■ Directions
Count up the lines in the following listing that hold the word "VERVANGEN", then give only that count.
START
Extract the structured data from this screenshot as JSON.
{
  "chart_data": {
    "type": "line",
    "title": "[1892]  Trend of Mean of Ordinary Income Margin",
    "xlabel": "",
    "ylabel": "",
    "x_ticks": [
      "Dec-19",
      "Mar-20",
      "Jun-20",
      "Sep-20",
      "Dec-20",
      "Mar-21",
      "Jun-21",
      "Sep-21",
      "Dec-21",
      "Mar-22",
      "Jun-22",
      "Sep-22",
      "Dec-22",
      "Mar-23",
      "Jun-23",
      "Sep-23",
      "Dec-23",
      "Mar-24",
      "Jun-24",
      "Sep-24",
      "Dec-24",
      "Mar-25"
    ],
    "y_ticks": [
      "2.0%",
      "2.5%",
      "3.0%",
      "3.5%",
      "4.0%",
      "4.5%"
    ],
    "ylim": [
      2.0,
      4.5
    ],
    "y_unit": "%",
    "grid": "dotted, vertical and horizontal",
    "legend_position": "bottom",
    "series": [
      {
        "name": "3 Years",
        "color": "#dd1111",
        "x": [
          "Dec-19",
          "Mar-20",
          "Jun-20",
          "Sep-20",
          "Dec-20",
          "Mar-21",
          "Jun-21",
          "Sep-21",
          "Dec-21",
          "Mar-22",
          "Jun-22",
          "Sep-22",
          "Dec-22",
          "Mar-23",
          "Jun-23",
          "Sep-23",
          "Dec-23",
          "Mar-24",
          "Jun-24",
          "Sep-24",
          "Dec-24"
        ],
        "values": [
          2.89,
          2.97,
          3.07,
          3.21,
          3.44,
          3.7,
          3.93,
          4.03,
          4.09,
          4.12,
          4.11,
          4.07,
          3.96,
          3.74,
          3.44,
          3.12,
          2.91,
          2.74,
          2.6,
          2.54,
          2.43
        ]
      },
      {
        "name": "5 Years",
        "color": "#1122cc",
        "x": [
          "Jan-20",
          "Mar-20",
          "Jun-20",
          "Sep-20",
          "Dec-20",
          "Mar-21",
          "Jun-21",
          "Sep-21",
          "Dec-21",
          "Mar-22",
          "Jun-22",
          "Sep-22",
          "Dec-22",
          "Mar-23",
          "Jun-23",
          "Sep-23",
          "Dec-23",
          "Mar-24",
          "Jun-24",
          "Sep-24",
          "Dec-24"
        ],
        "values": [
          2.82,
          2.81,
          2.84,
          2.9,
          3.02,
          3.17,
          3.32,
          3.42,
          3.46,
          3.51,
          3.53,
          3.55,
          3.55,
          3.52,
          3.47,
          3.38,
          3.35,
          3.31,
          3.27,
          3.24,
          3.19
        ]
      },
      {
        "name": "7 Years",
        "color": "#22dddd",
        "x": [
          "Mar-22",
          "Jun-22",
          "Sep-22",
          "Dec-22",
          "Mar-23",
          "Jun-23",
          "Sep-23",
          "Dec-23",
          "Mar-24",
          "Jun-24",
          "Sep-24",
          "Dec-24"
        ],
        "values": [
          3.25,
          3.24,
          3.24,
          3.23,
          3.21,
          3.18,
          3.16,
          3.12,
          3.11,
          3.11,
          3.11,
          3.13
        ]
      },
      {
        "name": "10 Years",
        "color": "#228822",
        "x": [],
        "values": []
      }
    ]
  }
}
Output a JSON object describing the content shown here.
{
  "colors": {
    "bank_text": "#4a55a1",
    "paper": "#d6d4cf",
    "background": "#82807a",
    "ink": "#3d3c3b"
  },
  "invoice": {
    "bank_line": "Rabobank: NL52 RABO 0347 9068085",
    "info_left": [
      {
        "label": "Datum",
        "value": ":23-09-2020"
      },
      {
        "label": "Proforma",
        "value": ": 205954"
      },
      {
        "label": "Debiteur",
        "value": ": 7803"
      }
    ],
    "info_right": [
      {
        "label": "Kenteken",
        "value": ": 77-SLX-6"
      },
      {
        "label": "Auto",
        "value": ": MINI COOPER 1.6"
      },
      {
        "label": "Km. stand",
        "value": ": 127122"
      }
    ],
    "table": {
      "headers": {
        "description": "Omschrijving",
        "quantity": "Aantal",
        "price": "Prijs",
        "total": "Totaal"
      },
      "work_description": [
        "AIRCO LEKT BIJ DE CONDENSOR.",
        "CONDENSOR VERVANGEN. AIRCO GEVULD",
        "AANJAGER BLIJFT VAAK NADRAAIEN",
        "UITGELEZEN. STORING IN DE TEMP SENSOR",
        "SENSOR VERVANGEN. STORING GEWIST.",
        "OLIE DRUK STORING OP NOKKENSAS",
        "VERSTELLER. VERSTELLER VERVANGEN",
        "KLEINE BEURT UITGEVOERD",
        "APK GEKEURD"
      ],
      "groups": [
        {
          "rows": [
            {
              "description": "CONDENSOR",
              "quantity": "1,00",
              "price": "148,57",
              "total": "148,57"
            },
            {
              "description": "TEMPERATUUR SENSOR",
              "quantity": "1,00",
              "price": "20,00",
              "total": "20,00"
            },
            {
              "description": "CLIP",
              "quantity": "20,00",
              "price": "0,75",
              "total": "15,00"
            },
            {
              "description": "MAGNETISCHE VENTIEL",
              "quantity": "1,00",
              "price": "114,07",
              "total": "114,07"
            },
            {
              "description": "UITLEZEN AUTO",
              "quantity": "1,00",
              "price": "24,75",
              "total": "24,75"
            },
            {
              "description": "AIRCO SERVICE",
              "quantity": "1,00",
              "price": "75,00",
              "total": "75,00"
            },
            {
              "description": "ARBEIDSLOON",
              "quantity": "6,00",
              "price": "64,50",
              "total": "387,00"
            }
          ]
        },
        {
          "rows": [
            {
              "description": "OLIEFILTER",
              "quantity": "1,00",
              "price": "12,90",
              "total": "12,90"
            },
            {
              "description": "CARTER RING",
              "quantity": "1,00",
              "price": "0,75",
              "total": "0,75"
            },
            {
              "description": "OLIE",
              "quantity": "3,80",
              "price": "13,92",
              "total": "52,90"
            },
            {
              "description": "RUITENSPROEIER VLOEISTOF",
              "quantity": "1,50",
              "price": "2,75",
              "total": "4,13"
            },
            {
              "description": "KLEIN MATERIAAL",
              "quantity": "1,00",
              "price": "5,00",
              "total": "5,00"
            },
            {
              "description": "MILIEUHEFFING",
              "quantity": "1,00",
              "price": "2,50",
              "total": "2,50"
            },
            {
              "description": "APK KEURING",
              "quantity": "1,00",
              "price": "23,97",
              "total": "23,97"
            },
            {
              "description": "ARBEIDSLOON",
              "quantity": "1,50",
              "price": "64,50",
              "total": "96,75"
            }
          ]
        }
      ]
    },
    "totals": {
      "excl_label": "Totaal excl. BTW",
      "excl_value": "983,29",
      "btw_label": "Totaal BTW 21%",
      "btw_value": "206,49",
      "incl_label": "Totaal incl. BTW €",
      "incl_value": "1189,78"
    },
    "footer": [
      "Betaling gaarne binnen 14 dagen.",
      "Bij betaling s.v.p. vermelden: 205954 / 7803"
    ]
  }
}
END
■ The reply
3